Problem description —
Here are some records; quote them exactly, leaving out the pictures.

Records supplied —
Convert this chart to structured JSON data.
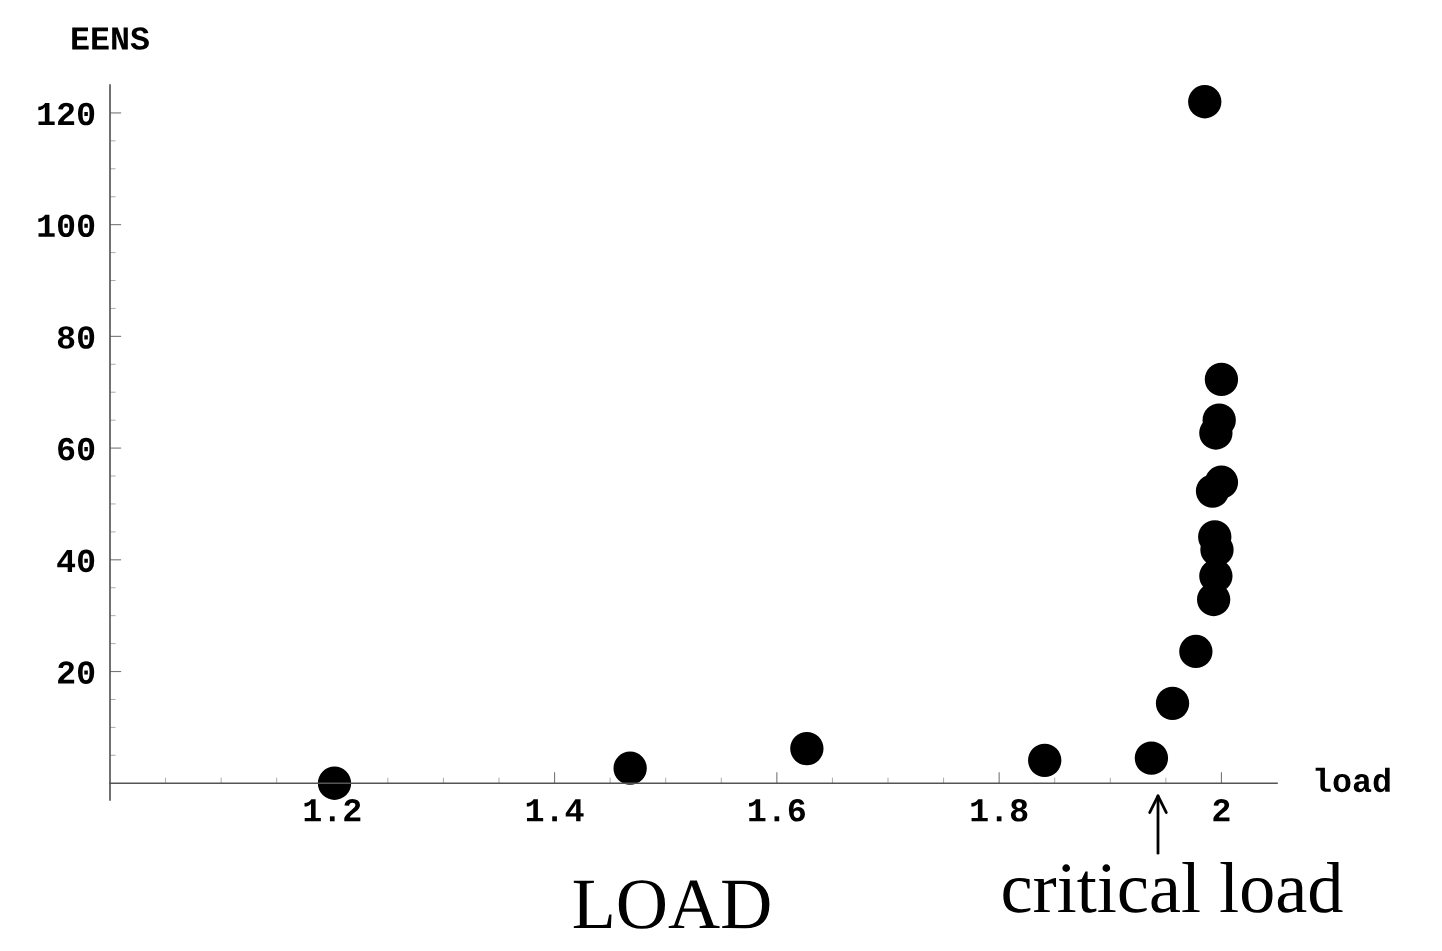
{
  "chart_data": {
    "type": "scatter",
    "xlabel": "load",
    "ylabel": "EENS",
    "x": [
      1.202,
      1.468,
      1.627,
      1.841,
      1.937,
      1.956,
      1.977,
      1.985,
      2.0,
      1.998,
      1.995,
      2.0,
      1.992,
      1.994,
      1.996,
      1.995,
      1.993
    ],
    "values": [
      0,
      2.7,
      6.2,
      4.1,
      4.5,
      14.3,
      23.6,
      122,
      72.3,
      65,
      62.7,
      53.9,
      52.3,
      44.1,
      41.8,
      37.1,
      32.9
    ],
    "color": "#000000",
    "marker": "circle",
    "xlim": [
      1.0,
      2.05
    ],
    "ylim": [
      -3,
      125
    ],
    "xticks": [
      1.2,
      1.4,
      1.6,
      1.8,
      {
        "value": 2.0,
        "label": "2"
      }
    ],
    "yticks": [
      20,
      40,
      60,
      80,
      100,
      120
    ],
    "grid": false,
    "annotations": [
      "LOAD",
      "critical load"
    ]
  }
}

Task result —
Convert this chart to structured JSON data.
{
  "chart_data": {
    "type": "scatter",
    "xlabel": "load",
    "ylabel": "EENS",
    "x": [
      1.202,
      1.468,
      1.627,
      1.841,
      1.937,
      1.956,
      1.977,
      1.985,
      2.0,
      1.998,
      1.995,
      2.0,
      1.992,
      1.994,
      1.996,
      1.995,
      1.993
    ],
    "values": [
      0,
      2.7,
      6.2,
      4.1,
      4.5,
      14.3,
      23.6,
      122,
      72.3,
      65,
      62.7,
      53.9,
      52.3,
      44.1,
      41.8,
      37.1,
      32.9
    ],
    "color": "#000000",
    "marker": "circle",
    "xlim": [
      1.0,
      2.05
    ],
    "ylim": [
      -3,
      125
    ],
    "xticks": [
      1.2,
      1.4,
      1.6,
      1.8,
      {
        "value": 2.0,
        "label": "2"
      }
    ],
    "yticks": [
      20,
      40,
      60,
      80,
      100,
      120
    ],
    "grid": false,
    "annotations": [
      "LOAD",
      "critical load"
    ]
  }
}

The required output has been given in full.